- **RECORD SET**:
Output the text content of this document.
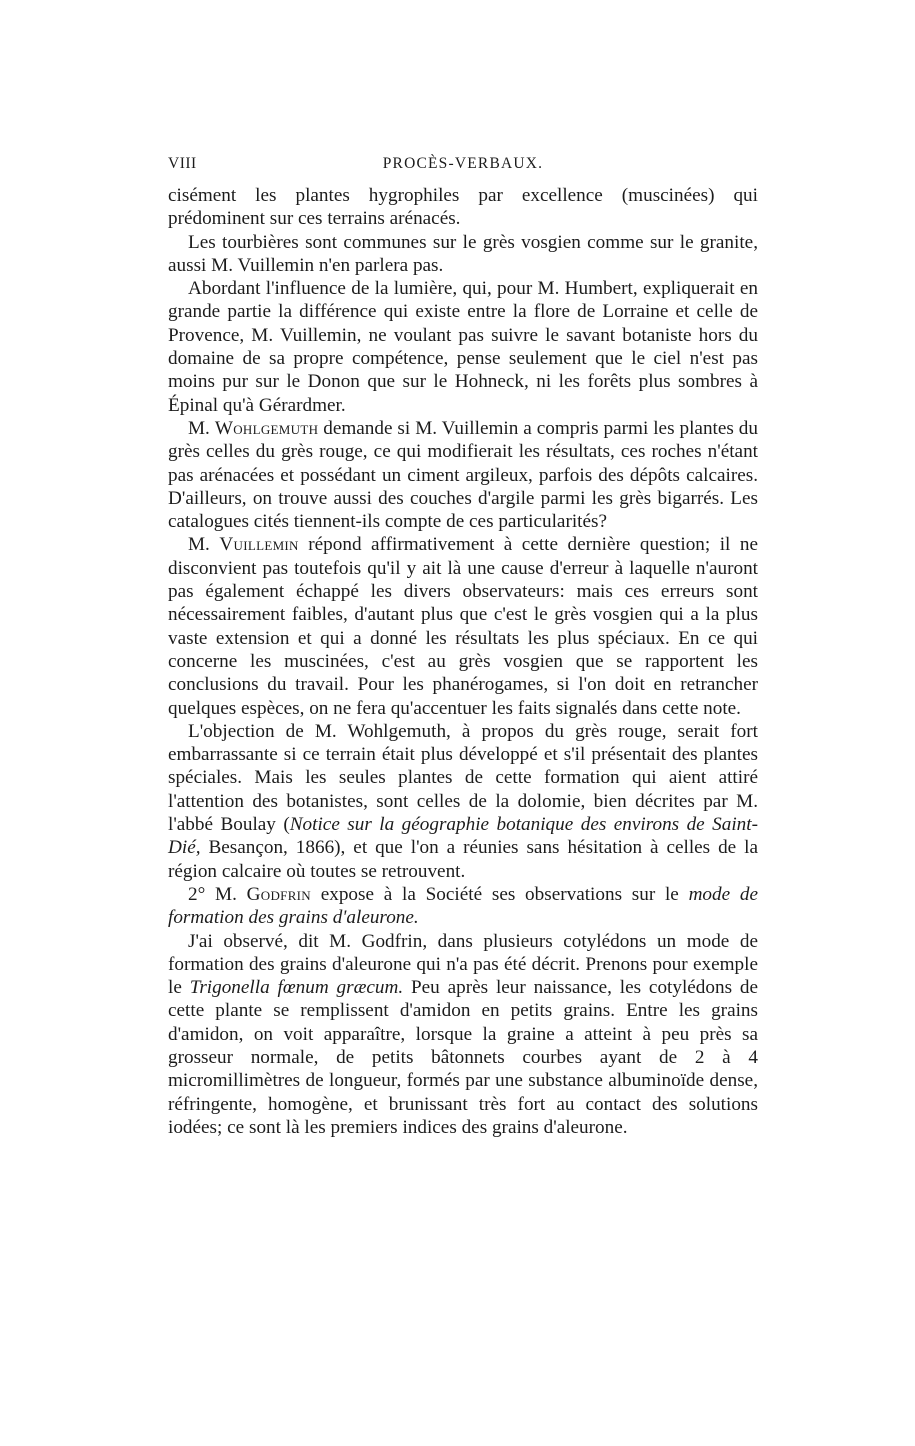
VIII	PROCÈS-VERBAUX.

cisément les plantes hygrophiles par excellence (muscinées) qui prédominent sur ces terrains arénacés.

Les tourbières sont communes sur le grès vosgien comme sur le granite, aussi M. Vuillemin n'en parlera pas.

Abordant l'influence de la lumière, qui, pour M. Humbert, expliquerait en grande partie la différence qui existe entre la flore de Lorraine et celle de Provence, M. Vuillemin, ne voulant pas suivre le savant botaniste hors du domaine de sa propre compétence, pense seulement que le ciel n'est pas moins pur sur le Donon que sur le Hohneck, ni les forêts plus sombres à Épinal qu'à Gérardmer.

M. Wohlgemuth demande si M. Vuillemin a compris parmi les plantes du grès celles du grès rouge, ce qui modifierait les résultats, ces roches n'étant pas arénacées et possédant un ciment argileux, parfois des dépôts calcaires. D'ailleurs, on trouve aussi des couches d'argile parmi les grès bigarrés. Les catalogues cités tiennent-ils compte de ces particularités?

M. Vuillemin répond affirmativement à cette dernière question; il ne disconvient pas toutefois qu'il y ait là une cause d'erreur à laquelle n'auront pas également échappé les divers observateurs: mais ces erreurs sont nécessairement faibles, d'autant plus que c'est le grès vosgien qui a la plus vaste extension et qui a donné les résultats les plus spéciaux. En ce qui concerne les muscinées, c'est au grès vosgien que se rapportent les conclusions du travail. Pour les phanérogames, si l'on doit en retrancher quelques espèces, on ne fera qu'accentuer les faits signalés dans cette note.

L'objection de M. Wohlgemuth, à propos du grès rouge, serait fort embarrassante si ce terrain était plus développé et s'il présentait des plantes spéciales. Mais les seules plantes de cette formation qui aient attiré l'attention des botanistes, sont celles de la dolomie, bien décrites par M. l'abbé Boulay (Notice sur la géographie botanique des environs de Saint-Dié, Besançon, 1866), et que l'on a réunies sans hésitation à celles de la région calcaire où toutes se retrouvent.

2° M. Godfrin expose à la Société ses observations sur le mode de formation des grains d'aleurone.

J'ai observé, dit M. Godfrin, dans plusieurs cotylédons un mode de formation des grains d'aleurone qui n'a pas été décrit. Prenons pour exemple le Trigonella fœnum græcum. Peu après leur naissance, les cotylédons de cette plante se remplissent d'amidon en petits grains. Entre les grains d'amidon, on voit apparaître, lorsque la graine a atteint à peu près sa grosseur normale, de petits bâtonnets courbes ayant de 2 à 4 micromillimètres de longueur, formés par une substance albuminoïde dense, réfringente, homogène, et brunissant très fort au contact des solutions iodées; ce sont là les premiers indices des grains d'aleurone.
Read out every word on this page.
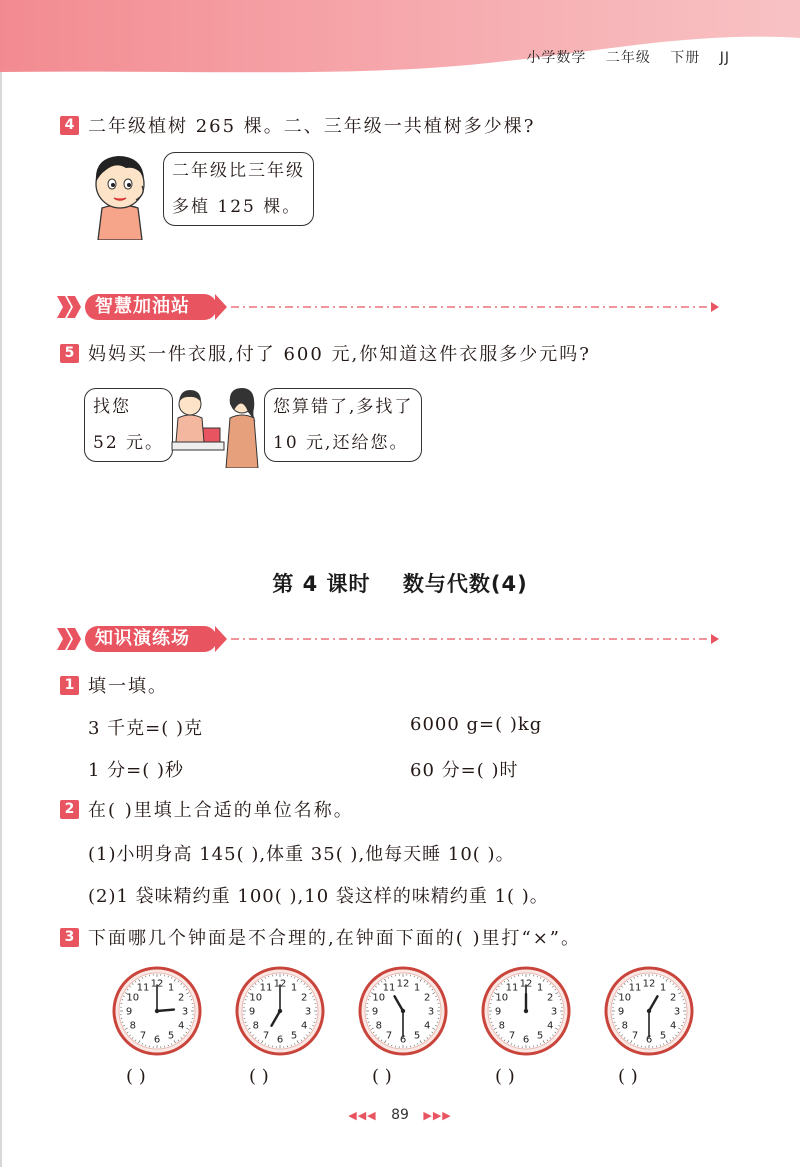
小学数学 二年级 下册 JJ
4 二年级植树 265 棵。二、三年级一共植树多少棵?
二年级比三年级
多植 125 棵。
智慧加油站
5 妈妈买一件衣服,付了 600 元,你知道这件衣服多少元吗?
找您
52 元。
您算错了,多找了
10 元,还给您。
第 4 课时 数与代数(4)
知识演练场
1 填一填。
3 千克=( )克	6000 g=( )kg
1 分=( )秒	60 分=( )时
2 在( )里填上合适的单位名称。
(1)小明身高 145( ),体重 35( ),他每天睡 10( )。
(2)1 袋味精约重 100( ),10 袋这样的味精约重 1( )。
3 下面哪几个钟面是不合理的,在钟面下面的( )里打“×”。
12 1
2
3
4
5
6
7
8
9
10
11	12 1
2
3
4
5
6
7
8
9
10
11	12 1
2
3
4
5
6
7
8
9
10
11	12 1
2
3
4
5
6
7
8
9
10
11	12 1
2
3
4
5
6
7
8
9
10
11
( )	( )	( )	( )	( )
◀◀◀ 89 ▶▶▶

- **EXERCISE DIRECTIONS**: Make an exact copy of every entry above, minus the images.

- **SOLUTION FOR THIS TASK**:
Output the text content of this document.
VIII	PROCÈS-VERBAUX.

cisément les plantes hygrophiles par excellence (muscinées) qui prédominent sur ces terrains arénacés.

Les tourbières sont communes sur le grès vosgien comme sur le granite, aussi M. Vuillemin n'en parlera pas.

Abordant l'influence de la lumière, qui, pour M. Humbert, expliquerait en grande partie la différence qui existe entre la flore de Lorraine et celle de Provence, M. Vuillemin, ne voulant pas suivre le savant botaniste hors du domaine de sa propre compétence, pense seulement que le ciel n'est pas moins pur sur le Donon que sur le Hohneck, ni les forêts plus sombres à Épinal qu'à Gérardmer.

M. Wohlgemuth demande si M. Vuillemin a compris parmi les plantes du grès celles du grès rouge, ce qui modifierait les résultats, ces roches n'étant pas arénacées et possédant un ciment argileux, parfois des dépôts calcaires. D'ailleurs, on trouve aussi des couches d'argile parmi les grès bigarrés. Les catalogues cités tiennent-ils compte de ces particularités?

M. Vuillemin répond affirmativement à cette dernière question; il ne disconvient pas toutefois qu'il y ait là une cause d'erreur à laquelle n'auront pas également échappé les divers observateurs: mais ces erreurs sont nécessairement faibles, d'autant plus que c'est le grès vosgien qui a la plus vaste extension et qui a donné les résultats les plus spéciaux. En ce qui concerne les muscinées, c'est au grès vosgien que se rapportent les conclusions du travail. Pour les phanérogames, si l'on doit en retrancher quelques espèces, on ne fera qu'accentuer les faits signalés dans cette note.

L'objection de M. Wohlgemuth, à propos du grès rouge, serait fort embarrassante si ce terrain était plus développé et s'il présentait des plantes spéciales. Mais les seules plantes de cette formation qui aient attiré l'attention des botanistes, sont celles de la dolomie, bien décrites par M. l'abbé Boulay (Notice sur la géographie botanique des environs de Saint-Dié, Besançon, 1866), et que l'on a réunies sans hésitation à celles de la région calcaire où toutes se retrouvent.

2° M. Godfrin expose à la Société ses observations sur le mode de formation des grains d'aleurone.

J'ai observé, dit M. Godfrin, dans plusieurs cotylédons un mode de formation des grains d'aleurone qui n'a pas été décrit. Prenons pour exemple le Trigonella fœnum græcum. Peu après leur naissance, les cotylédons de cette plante se remplissent d'amidon en petits grains. Entre les grains d'amidon, on voit apparaître, lorsque la graine a atteint à peu près sa grosseur normale, de petits bâtonnets courbes ayant de 2 à 4 micromillimètres de longueur, formés par une substance albuminoïde dense, réfringente, homogène, et brunissant très fort au contact des solutions iodées; ce sont là les premiers indices des grains d'aleurone.
Read out every word on this page.
小学数学 二年级 下册 JJ
4 二年级植树 265 棵。二、三年级一共植树多少棵?
二年级比三年级
多植 125 棵。
智慧加油站
5 妈妈买一件衣服,付了 600 元,你知道这件衣服多少元吗?
找您
52 元。
您算错了,多找了
10 元,还给您。
第 4 课时 数与代数(4)
知识演练场
1 填一填。
3 千克=( )克	6000 g=( )kg
1 分=( )秒	60 分=( )时
2 在( )里填上合适的单位名称。
(1)小明身高 145( ),体重 35( ),他每天睡 10( )。
(2)1 袋味精约重 100( ),10 袋这样的味精约重 1( )。
3 下面哪几个钟面是不合理的,在钟面下面的( )里打“×”。
12 1
2
3
4
5
6
7
8
9
10
11	12 1
2
3
4
5
6
7
8
9
10
11	12 1
2
3
4
5
6
7
8
9
10
11	12 1
2
3
4
5
6
7
8
9
10
11	12 1
2
3
4
5
6
7
8
9
10
11
( )	( )	( )	( )	( )
◀◀◀ 89 ▶▶▶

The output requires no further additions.